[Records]
— BEGIN —

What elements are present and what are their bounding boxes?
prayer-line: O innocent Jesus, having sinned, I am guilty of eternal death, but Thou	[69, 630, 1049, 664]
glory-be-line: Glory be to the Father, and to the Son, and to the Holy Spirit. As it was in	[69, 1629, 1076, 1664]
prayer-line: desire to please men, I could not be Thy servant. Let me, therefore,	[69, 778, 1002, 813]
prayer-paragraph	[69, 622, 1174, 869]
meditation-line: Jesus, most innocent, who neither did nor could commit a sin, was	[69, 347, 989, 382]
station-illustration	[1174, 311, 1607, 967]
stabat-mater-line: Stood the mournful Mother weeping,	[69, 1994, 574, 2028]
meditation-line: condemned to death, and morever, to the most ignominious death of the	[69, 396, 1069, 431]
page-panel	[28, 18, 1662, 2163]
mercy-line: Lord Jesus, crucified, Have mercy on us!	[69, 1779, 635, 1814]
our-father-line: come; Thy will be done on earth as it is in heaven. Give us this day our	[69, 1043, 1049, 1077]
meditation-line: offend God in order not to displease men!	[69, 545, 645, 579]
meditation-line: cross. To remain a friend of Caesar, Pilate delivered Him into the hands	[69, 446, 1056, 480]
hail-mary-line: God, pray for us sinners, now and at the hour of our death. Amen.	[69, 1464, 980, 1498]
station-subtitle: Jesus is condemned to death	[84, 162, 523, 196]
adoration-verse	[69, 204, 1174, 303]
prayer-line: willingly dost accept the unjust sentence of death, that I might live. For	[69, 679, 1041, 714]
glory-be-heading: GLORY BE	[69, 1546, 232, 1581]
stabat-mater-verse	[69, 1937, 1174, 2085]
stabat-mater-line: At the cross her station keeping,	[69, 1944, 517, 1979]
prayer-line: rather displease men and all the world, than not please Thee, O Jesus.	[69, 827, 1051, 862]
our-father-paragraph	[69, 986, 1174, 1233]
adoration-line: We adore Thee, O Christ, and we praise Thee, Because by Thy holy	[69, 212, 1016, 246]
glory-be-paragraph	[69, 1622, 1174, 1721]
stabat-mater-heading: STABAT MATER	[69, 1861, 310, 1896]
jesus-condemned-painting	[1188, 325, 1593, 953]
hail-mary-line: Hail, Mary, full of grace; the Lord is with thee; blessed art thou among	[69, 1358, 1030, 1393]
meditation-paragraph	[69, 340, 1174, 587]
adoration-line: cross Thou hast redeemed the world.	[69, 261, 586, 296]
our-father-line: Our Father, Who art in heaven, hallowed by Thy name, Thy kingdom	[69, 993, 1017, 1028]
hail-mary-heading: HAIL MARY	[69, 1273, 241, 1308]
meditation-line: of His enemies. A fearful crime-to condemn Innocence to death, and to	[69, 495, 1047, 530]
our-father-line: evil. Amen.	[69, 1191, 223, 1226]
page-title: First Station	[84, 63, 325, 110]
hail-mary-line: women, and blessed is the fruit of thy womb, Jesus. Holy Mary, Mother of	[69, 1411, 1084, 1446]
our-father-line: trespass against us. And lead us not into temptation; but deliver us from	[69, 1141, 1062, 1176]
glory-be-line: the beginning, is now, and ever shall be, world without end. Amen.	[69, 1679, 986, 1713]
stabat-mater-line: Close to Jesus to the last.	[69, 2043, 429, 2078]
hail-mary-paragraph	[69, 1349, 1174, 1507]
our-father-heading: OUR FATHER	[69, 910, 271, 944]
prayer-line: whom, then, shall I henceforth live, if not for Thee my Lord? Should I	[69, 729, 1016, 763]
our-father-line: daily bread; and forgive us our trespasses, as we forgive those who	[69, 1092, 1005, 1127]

— END —

Could you reproduce all of the data above word for word?

* ANSWER FOR THIS EXERCISE
What elements are present and what are their bounding boxes?
prayer-line: O innocent Jesus, having sinned, I am guilty of eternal death, but Thou	[69, 630, 1049, 664]
glory-be-line: Glory be to the Father, and to the Son, and to the Holy Spirit. As it was in	[69, 1629, 1076, 1664]
prayer-line: desire to please men, I could not be Thy servant. Let me, therefore,	[69, 778, 1002, 813]
prayer-paragraph	[69, 622, 1174, 869]
meditation-line: Jesus, most innocent, who neither did nor could commit a sin, was	[69, 347, 989, 382]
station-illustration	[1174, 311, 1607, 967]
stabat-mater-line: Stood the mournful Mother weeping,	[69, 1994, 574, 2028]
meditation-line: condemned to death, and morever, to the most ignominious death of the	[69, 396, 1069, 431]
page-panel	[28, 18, 1662, 2163]
mercy-line: Lord Jesus, crucified, Have mercy on us!	[69, 1779, 635, 1814]
our-father-line: come; Thy will be done on earth as it is in heaven. Give us this day our	[69, 1043, 1049, 1077]
meditation-line: offend God in order not to displease men!	[69, 545, 645, 579]
meditation-line: cross. To remain a friend of Caesar, Pilate delivered Him into the hands	[69, 446, 1056, 480]
hail-mary-line: God, pray for us sinners, now and at the hour of our death. Amen.	[69, 1464, 980, 1498]
station-subtitle: Jesus is condemned to death	[84, 162, 523, 196]
adoration-verse	[69, 204, 1174, 303]
prayer-line: willingly dost accept the unjust sentence of death, that I might live. For	[69, 679, 1041, 714]
glory-be-heading: GLORY BE	[69, 1546, 232, 1581]
stabat-mater-verse	[69, 1937, 1174, 2085]
stabat-mater-line: At the cross her station keeping,	[69, 1944, 517, 1979]
prayer-line: rather displease men and all the world, than not please Thee, O Jesus.	[69, 827, 1051, 862]
our-father-paragraph	[69, 986, 1174, 1233]
adoration-line: We adore Thee, O Christ, and we praise Thee, Because by Thy holy	[69, 212, 1016, 246]
glory-be-paragraph	[69, 1622, 1174, 1721]
stabat-mater-heading: STABAT MATER	[69, 1861, 310, 1896]
jesus-condemned-painting	[1188, 325, 1593, 953]
hail-mary-line: Hail, Mary, full of grace; the Lord is with thee; blessed art thou among	[69, 1358, 1030, 1393]
meditation-paragraph	[69, 340, 1174, 587]
adoration-line: cross Thou hast redeemed the world.	[69, 261, 586, 296]
our-father-line: Our Father, Who art in heaven, hallowed by Thy name, Thy kingdom	[69, 993, 1017, 1028]
hail-mary-heading: HAIL MARY	[69, 1273, 241, 1308]
meditation-line: of His enemies. A fearful crime-to condemn Innocence to death, and to	[69, 495, 1047, 530]
our-father-line: evil. Amen.	[69, 1191, 223, 1226]
page-title: First Station	[84, 63, 325, 110]
hail-mary-line: women, and blessed is the fruit of thy womb, Jesus. Holy Mary, Mother of	[69, 1411, 1084, 1446]
our-father-line: trespass against us. And lead us not into temptation; but deliver us from	[69, 1141, 1062, 1176]
glory-be-line: the beginning, is now, and ever shall be, world without end. Amen.	[69, 1679, 986, 1713]
stabat-mater-line: Close to Jesus to the last.	[69, 2043, 429, 2078]
hail-mary-paragraph	[69, 1349, 1174, 1507]
our-father-heading: OUR FATHER	[69, 910, 271, 944]
prayer-line: whom, then, shall I henceforth live, if not for Thee my Lord? Should I	[69, 729, 1016, 763]
our-father-line: daily bread; and forgive us our trespasses, as we forgive those who	[69, 1092, 1005, 1127]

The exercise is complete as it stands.